=== Given exercise ===
Here are records with pictures in them. Copy all of them exactly and leave the pictures out.

Records about charts and figures:
----------------

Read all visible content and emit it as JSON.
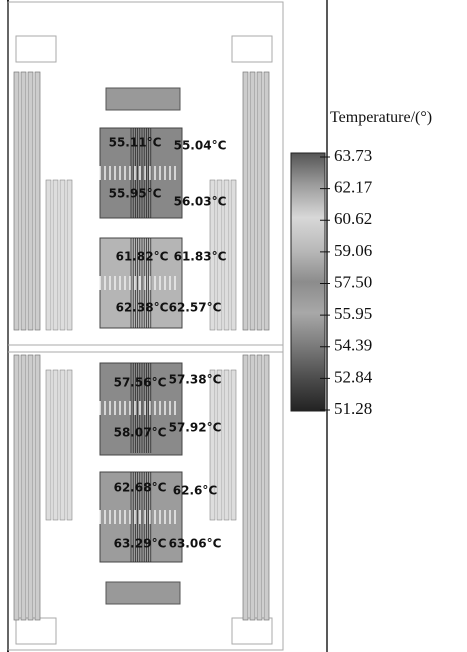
{
  "legend": {
    "title": "Temperature/(°)",
    "ticks": [
      "63.73",
      "62.17",
      "60.62",
      "59.06",
      "57.50",
      "55.95",
      "54.39",
      "52.84",
      "51.28"
    ]
  },
  "labels": [
    "55.11°C",
    "55.04°C",
    "55.95°C",
    "56.03°C",
    "61.82°C",
    "61.83°C",
    "62.38°C",
    "62.57°C",
    "57.56°C",
    "57.38°C",
    "58.07°C",
    "57.92°C",
    "62.68°C",
    "62.6°C",
    "63.29°C",
    "63.06°C"
  ]
}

----------------

=== Output of the task ===
Read all visible content and emit it as JSON.
{
  "legend": {
    "title": "Temperature/(°)",
    "ticks": [
      "63.73",
      "62.17",
      "60.62",
      "59.06",
      "57.50",
      "55.95",
      "54.39",
      "52.84",
      "51.28"
    ]
  },
  "labels": [
    "55.11°C",
    "55.04°C",
    "55.95°C",
    "56.03°C",
    "61.82°C",
    "61.83°C",
    "62.38°C",
    "62.57°C",
    "57.56°C",
    "57.38°C",
    "58.07°C",
    "57.92°C",
    "62.68°C",
    "62.6°C",
    "63.29°C",
    "63.06°C"
  ]
}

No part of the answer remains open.